> [Given data]:
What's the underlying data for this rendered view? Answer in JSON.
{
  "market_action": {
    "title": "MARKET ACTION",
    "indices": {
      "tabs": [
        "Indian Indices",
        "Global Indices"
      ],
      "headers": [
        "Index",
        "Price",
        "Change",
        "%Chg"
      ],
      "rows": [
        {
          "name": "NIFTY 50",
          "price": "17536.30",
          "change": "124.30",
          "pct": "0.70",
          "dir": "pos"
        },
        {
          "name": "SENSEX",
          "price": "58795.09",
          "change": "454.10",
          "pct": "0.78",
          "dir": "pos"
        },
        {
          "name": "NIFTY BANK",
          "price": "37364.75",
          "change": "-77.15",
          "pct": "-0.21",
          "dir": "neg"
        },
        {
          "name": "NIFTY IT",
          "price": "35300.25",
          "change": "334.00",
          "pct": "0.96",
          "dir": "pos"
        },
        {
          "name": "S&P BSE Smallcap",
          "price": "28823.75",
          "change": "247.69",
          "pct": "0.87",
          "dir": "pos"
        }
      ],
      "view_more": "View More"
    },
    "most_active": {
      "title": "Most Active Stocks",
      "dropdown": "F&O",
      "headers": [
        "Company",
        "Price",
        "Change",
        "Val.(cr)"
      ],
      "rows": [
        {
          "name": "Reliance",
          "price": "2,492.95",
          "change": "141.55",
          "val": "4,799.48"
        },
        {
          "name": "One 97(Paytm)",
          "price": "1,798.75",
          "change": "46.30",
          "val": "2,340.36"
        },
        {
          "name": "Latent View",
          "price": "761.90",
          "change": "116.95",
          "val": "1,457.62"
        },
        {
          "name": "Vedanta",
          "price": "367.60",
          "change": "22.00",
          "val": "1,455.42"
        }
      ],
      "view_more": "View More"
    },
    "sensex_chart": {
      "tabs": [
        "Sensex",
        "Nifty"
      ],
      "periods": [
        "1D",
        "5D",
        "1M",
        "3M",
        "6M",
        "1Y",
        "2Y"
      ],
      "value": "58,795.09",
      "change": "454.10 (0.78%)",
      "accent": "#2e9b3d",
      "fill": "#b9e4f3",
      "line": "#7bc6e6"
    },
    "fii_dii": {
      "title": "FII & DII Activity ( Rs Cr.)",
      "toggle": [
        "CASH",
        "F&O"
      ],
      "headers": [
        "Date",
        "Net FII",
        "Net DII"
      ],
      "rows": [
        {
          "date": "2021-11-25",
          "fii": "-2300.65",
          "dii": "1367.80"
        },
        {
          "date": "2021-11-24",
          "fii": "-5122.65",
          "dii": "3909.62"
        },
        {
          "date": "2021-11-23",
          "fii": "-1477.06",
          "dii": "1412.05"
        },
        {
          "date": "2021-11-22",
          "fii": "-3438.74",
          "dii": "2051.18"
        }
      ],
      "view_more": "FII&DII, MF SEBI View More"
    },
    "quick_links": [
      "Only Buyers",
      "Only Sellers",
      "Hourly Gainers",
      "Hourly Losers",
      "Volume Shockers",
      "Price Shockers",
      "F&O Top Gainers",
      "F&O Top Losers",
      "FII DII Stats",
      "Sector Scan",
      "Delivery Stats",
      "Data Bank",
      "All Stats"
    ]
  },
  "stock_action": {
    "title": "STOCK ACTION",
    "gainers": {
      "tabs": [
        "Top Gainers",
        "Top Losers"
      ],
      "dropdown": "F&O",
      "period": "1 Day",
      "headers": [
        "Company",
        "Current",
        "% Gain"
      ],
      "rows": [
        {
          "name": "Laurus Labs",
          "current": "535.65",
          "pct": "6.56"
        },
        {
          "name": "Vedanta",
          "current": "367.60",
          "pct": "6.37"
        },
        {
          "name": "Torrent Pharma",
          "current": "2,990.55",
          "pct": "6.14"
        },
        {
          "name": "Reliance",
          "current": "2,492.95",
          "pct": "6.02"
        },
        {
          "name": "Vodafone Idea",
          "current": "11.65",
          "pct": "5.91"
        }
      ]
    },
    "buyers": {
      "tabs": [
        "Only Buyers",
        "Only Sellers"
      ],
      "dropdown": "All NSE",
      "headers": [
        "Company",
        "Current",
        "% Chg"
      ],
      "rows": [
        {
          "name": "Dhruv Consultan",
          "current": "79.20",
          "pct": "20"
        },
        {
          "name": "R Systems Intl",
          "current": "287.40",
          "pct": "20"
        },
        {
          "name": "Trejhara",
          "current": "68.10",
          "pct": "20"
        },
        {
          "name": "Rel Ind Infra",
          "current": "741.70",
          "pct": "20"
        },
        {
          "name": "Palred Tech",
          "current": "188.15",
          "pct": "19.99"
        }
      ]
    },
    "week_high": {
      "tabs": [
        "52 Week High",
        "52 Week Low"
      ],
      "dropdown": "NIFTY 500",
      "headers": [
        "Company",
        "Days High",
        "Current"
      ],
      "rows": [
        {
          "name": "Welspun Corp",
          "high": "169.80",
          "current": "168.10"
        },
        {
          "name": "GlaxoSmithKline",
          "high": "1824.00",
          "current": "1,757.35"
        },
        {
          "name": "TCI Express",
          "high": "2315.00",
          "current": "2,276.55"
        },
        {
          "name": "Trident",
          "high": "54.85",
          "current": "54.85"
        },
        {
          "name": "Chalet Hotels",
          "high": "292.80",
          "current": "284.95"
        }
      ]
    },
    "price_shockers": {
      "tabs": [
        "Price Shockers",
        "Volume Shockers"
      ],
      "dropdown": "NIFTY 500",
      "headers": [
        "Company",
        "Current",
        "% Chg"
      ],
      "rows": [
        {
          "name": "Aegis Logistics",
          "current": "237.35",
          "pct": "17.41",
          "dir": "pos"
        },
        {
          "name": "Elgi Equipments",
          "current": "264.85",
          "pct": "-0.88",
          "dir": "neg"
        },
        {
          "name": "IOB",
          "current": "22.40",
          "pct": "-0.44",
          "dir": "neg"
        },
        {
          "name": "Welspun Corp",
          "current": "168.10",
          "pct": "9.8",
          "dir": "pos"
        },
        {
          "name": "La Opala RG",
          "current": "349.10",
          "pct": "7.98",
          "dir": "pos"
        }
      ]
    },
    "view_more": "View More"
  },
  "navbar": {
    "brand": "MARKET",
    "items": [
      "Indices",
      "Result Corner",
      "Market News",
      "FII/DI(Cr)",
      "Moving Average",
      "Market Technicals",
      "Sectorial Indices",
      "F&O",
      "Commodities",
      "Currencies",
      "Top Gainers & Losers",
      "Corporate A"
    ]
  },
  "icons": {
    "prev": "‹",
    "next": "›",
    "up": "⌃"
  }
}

> [Exercise]:
From the data above, copy each line where the string "title" appears.

> [Solution to this problem]:
    "title": "MARKET ACTION",
      "title": "Most Active Stocks",
      "title": "FII & DII Activity ( Rs Cr.)",
    "title": "STOCK ACTION",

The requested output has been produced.